Dataset records -
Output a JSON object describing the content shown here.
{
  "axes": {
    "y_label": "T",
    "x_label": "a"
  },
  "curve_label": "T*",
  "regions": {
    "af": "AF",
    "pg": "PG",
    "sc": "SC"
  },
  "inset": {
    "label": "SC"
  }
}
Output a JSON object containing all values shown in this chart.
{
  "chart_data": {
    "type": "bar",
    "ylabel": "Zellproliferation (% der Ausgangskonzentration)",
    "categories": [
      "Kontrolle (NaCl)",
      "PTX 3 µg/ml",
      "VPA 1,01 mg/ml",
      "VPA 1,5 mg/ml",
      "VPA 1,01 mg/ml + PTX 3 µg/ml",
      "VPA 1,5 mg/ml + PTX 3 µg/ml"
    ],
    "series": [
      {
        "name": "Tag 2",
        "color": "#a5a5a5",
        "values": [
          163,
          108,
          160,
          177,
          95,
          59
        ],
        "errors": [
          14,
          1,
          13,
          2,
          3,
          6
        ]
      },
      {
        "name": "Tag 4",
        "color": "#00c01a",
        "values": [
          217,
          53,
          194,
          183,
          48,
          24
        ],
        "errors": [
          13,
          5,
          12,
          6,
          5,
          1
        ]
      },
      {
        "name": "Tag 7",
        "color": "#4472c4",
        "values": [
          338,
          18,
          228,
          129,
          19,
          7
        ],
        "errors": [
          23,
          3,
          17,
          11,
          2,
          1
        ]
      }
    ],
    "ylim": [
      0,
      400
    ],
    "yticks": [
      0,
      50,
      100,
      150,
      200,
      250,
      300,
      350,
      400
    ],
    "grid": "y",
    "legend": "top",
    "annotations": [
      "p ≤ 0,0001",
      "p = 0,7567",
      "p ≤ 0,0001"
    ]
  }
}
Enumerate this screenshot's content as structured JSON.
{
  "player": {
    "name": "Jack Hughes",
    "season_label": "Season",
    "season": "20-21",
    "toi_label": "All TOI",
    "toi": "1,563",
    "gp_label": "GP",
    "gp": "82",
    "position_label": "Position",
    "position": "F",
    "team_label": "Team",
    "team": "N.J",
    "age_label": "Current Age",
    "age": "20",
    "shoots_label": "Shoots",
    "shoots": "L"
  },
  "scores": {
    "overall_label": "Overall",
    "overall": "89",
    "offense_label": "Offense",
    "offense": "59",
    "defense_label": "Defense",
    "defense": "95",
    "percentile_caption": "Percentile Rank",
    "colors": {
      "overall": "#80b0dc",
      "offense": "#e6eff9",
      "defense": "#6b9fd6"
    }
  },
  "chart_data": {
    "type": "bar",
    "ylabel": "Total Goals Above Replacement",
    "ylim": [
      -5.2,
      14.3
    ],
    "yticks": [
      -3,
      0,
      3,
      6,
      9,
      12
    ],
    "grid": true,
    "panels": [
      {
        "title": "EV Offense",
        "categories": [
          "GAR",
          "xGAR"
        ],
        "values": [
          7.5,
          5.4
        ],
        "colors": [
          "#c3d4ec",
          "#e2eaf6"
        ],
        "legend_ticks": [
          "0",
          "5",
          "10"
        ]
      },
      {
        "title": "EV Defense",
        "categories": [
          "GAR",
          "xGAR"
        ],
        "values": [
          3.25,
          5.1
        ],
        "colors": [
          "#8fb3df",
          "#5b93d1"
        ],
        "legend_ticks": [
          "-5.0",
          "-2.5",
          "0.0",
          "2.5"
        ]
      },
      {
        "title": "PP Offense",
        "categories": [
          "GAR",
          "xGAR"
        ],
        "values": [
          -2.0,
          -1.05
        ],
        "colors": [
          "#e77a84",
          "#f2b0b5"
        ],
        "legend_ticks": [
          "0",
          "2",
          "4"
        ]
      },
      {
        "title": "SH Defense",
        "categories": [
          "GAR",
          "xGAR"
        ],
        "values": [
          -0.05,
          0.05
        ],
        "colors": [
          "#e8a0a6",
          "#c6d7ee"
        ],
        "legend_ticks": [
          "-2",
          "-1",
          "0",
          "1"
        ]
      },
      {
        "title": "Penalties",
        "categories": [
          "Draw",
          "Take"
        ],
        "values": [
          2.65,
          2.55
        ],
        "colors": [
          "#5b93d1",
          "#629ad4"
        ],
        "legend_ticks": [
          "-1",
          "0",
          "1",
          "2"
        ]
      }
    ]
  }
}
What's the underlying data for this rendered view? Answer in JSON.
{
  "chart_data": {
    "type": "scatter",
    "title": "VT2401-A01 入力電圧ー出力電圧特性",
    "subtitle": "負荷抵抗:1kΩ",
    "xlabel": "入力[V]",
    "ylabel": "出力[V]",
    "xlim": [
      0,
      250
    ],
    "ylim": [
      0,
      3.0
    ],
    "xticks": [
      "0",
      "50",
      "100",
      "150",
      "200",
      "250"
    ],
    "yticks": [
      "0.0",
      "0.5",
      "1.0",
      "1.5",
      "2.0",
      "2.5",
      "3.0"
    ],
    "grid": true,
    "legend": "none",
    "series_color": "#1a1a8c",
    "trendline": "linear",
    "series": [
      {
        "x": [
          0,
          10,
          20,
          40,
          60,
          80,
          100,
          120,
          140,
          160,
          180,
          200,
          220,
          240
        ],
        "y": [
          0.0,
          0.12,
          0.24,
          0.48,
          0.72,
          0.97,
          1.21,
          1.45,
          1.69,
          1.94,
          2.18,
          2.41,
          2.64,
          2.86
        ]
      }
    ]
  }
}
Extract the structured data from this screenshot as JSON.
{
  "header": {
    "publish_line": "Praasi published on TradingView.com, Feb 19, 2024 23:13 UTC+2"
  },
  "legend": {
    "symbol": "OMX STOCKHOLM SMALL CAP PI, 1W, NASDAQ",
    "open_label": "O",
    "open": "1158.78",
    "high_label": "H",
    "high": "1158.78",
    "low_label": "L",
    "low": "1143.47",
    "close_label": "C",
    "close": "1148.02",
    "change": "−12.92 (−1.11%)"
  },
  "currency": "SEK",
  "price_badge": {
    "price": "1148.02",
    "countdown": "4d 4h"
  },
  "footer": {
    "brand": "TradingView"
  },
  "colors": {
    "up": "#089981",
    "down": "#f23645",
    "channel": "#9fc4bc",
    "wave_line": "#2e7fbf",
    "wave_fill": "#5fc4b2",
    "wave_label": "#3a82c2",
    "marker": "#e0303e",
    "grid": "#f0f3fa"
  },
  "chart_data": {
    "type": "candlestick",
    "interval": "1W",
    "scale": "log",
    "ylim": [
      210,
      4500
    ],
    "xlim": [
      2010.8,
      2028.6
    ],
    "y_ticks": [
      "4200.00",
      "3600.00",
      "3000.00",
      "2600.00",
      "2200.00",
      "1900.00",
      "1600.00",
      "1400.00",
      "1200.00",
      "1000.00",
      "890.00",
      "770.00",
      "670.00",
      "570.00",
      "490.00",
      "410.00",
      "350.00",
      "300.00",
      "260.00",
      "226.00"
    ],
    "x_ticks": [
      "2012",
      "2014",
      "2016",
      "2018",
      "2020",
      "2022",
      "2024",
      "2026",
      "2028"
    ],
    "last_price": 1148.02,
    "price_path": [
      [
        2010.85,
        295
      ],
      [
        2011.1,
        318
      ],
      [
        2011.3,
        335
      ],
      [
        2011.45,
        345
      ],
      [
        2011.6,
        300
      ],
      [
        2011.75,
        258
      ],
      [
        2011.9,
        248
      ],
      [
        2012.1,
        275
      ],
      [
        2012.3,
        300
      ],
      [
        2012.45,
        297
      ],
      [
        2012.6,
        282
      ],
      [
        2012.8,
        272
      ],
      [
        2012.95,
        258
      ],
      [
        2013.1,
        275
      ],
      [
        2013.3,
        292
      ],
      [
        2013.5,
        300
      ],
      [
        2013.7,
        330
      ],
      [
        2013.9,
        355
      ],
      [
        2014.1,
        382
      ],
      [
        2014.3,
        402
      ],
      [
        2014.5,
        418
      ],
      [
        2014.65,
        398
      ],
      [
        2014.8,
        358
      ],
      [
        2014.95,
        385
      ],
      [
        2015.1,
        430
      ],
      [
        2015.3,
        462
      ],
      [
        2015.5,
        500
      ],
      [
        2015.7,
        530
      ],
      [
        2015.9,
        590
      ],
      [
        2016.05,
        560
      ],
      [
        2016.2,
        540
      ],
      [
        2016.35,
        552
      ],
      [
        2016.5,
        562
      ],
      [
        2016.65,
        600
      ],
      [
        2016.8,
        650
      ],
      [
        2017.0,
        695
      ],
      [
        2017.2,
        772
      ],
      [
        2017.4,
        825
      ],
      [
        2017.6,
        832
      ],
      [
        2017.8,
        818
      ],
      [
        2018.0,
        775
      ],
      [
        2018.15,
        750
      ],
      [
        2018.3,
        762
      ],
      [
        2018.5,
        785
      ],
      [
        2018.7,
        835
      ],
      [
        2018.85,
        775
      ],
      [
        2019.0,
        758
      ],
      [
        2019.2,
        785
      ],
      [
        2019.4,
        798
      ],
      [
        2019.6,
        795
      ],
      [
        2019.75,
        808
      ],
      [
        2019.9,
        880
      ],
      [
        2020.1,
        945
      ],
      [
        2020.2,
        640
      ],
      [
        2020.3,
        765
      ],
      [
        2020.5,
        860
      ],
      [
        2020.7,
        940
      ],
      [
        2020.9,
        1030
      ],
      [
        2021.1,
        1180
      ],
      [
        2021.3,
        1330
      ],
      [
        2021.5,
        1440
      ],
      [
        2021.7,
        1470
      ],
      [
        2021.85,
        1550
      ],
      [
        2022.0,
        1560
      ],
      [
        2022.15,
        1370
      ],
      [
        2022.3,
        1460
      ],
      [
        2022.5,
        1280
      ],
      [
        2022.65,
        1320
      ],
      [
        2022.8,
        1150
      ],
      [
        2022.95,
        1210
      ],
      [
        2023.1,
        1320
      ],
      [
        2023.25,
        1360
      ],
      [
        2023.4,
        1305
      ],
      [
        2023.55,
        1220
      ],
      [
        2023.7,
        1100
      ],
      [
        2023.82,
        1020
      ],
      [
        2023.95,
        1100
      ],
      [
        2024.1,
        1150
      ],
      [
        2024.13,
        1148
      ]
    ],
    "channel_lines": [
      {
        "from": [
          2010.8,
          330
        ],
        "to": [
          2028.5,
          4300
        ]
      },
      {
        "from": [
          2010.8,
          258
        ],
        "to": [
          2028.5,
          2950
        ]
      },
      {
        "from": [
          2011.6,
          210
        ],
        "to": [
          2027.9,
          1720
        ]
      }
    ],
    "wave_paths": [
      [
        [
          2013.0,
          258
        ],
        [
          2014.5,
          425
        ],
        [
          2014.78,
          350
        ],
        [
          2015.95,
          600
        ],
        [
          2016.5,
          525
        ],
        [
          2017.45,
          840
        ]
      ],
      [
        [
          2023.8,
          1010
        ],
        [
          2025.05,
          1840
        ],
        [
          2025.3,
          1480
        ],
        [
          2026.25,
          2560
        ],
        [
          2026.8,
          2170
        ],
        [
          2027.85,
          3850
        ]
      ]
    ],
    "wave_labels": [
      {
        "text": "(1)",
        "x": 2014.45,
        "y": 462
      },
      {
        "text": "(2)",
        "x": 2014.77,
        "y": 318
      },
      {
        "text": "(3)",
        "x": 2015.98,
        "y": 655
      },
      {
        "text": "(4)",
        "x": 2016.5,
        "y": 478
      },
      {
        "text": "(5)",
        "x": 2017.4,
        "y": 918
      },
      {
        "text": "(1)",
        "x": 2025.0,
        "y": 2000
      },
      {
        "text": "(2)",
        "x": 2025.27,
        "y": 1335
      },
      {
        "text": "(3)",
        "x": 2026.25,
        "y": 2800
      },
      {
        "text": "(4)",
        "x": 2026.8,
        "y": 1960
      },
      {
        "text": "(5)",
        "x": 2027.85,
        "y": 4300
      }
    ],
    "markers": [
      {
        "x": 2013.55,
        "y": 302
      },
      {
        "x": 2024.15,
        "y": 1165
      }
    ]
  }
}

The request - Work out how many lines above have the string "type" in them, and give only the number.

Result of this task - 4